## [THE RECORDS]

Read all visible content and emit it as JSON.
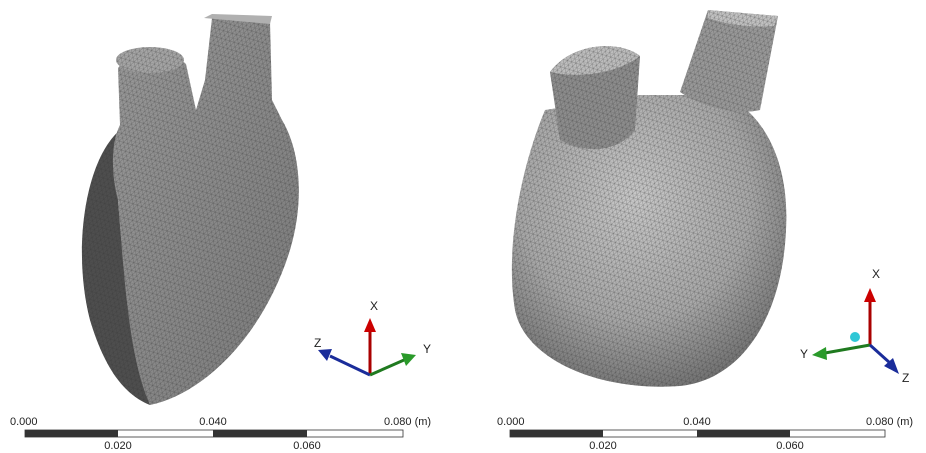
{
  "panels": [
    {
      "scale": {
        "top": [
          "0.000",
          "0.040",
          "0.080 (m)"
        ],
        "bottom": [
          "0.020",
          "0.060"
        ]
      },
      "axes": {
        "x": "X",
        "y": "Y",
        "z": "Z"
      }
    },
    {
      "scale": {
        "top": [
          "0.000",
          "0.040",
          "0.080 (m)"
        ],
        "bottom": [
          "0.020",
          "0.060"
        ]
      },
      "axes": {
        "x": "X",
        "y": "Y",
        "z": "Z"
      }
    }
  ]
}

## [AIM OF THE TASK]
Transcribe the preceding listing in its entirety and with exact wording, leaving out pictures.

## [FULL OUTPUT]
Read all visible content and emit it as JSON.
{
  "panels": [
    {
      "scale": {
        "top": [
          "0.000",
          "0.040",
          "0.080 (m)"
        ],
        "bottom": [
          "0.020",
          "0.060"
        ]
      },
      "axes": {
        "x": "X",
        "y": "Y",
        "z": "Z"
      }
    },
    {
      "scale": {
        "top": [
          "0.000",
          "0.040",
          "0.080 (m)"
        ],
        "bottom": [
          "0.020",
          "0.060"
        ]
      },
      "axes": {
        "x": "X",
        "y": "Y",
        "z": "Z"
      }
    }
  ]
}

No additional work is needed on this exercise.